- THE EXERCISE -
Would you return the complete listing below word for word?

- STORED RECORDS -
-- start --

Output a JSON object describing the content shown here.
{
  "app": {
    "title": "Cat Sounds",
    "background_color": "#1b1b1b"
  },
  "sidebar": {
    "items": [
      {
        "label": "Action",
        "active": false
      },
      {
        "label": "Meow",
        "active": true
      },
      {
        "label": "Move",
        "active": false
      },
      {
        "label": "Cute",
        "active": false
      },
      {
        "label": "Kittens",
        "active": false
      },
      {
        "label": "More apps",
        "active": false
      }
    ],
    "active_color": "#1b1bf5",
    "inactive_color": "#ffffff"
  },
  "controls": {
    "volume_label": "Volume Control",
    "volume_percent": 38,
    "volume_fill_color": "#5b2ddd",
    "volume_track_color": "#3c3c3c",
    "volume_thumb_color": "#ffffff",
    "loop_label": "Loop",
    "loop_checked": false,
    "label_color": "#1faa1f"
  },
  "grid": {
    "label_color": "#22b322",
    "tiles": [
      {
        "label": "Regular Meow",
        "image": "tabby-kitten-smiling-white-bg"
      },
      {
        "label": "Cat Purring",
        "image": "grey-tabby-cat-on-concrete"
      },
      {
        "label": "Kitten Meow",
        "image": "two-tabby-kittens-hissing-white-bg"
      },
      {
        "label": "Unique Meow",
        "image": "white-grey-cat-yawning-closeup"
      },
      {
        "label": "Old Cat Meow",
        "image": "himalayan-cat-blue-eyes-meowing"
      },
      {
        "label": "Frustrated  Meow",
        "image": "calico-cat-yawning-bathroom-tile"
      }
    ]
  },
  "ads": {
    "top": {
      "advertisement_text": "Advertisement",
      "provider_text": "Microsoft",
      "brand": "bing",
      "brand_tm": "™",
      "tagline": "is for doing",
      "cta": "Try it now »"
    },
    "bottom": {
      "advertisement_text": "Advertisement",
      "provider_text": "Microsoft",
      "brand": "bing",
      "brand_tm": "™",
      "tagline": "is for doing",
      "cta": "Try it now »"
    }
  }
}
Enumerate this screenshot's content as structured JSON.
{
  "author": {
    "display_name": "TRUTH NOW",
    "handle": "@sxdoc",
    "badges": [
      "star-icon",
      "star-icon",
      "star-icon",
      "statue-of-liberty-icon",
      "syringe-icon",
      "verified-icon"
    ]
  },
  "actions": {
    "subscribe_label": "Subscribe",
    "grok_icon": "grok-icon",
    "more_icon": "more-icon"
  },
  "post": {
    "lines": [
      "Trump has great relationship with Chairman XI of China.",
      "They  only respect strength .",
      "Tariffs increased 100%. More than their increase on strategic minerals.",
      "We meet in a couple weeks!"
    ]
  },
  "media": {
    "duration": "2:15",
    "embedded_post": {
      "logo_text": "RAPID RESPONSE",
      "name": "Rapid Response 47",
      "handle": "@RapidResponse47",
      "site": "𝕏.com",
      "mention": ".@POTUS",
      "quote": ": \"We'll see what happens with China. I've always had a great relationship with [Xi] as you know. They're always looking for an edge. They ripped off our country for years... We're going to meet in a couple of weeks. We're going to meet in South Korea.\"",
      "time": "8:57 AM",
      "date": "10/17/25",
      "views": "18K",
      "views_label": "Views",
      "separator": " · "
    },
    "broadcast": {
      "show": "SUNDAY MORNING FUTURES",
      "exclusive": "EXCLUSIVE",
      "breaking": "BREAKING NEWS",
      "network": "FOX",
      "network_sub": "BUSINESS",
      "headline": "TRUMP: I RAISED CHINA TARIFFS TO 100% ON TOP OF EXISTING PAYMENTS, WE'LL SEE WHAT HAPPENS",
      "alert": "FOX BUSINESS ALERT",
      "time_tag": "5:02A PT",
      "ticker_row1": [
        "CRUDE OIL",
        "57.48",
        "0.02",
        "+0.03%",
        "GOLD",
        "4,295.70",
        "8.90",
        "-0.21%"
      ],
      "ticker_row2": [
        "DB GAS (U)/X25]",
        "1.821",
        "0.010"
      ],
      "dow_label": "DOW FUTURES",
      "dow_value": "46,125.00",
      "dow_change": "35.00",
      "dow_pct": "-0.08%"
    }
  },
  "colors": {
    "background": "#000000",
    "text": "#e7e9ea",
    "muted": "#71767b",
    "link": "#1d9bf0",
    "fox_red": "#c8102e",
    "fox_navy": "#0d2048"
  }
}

-- end --

- EXERCISE SOLUTION -
Output a JSON object describing the content shown here.
{
  "app": {
    "title": "Cat Sounds",
    "background_color": "#1b1b1b"
  },
  "sidebar": {
    "items": [
      {
        "label": "Action",
        "active": false
      },
      {
        "label": "Meow",
        "active": true
      },
      {
        "label": "Move",
        "active": false
      },
      {
        "label": "Cute",
        "active": false
      },
      {
        "label": "Kittens",
        "active": false
      },
      {
        "label": "More apps",
        "active": false
      }
    ],
    "active_color": "#1b1bf5",
    "inactive_color": "#ffffff"
  },
  "controls": {
    "volume_label": "Volume Control",
    "volume_percent": 38,
    "volume_fill_color": "#5b2ddd",
    "volume_track_color": "#3c3c3c",
    "volume_thumb_color": "#ffffff",
    "loop_label": "Loop",
    "loop_checked": false,
    "label_color": "#1faa1f"
  },
  "grid": {
    "label_color": "#22b322",
    "tiles": [
      {
        "label": "Regular Meow",
        "image": "tabby-kitten-smiling-white-bg"
      },
      {
        "label": "Cat Purring",
        "image": "grey-tabby-cat-on-concrete"
      },
      {
        "label": "Kitten Meow",
        "image": "two-tabby-kittens-hissing-white-bg"
      },
      {
        "label": "Unique Meow",
        "image": "white-grey-cat-yawning-closeup"
      },
      {
        "label": "Old Cat Meow",
        "image": "himalayan-cat-blue-eyes-meowing"
      },
      {
        "label": "Frustrated  Meow",
        "image": "calico-cat-yawning-bathroom-tile"
      }
    ]
  },
  "ads": {
    "top": {
      "advertisement_text": "Advertisement",
      "provider_text": "Microsoft",
      "brand": "bing",
      "brand_tm": "™",
      "tagline": "is for doing",
      "cta": "Try it now »"
    },
    "bottom": {
      "advertisement_text": "Advertisement",
      "provider_text": "Microsoft",
      "brand": "bing",
      "brand_tm": "™",
      "tagline": "is for doing",
      "cta": "Try it now »"
    }
  }
}
Enumerate this screenshot's content as structured JSON.
{
  "author": {
    "display_name": "TRUTH NOW",
    "handle": "@sxdoc",
    "badges": [
      "star-icon",
      "star-icon",
      "star-icon",
      "statue-of-liberty-icon",
      "syringe-icon",
      "verified-icon"
    ]
  },
  "actions": {
    "subscribe_label": "Subscribe",
    "grok_icon": "grok-icon",
    "more_icon": "more-icon"
  },
  "post": {
    "lines": [
      "Trump has great relationship with Chairman XI of China.",
      "They  only respect strength .",
      "Tariffs increased 100%. More than their increase on strategic minerals.",
      "We meet in a couple weeks!"
    ]
  },
  "media": {
    "duration": "2:15",
    "embedded_post": {
      "logo_text": "RAPID RESPONSE",
      "name": "Rapid Response 47",
      "handle": "@RapidResponse47",
      "site": "𝕏.com",
      "mention": ".@POTUS",
      "quote": ": \"We'll see what happens with China. I've always had a great relationship with [Xi] as you know. They're always looking for an edge. They ripped off our country for years... We're going to meet in a couple of weeks. We're going to meet in South Korea.\"",
      "time": "8:57 AM",
      "date": "10/17/25",
      "views": "18K",
      "views_label": "Views",
      "separator": " · "
    },
    "broadcast": {
      "show": "SUNDAY MORNING FUTURES",
      "exclusive": "EXCLUSIVE",
      "breaking": "BREAKING NEWS",
      "network": "FOX",
      "network_sub": "BUSINESS",
      "headline": "TRUMP: I RAISED CHINA TARIFFS TO 100% ON TOP OF EXISTING PAYMENTS, WE'LL SEE WHAT HAPPENS",
      "alert": "FOX BUSINESS ALERT",
      "time_tag": "5:02A PT",
      "ticker_row1": [
        "CRUDE OIL",
        "57.48",
        "0.02",
        "+0.03%",
        "GOLD",
        "4,295.70",
        "8.90",
        "-0.21%"
      ],
      "ticker_row2": [
        "DB GAS (U)/X25]",
        "1.821",
        "0.010"
      ],
      "dow_label": "DOW FUTURES",
      "dow_value": "46,125.00",
      "dow_change": "35.00",
      "dow_pct": "-0.08%"
    }
  },
  "colors": {
    "background": "#000000",
    "text": "#e7e9ea",
    "muted": "#71767b",
    "link": "#1d9bf0",
    "fox_red": "#c8102e",
    "fox_navy": "#0d2048"
  }
}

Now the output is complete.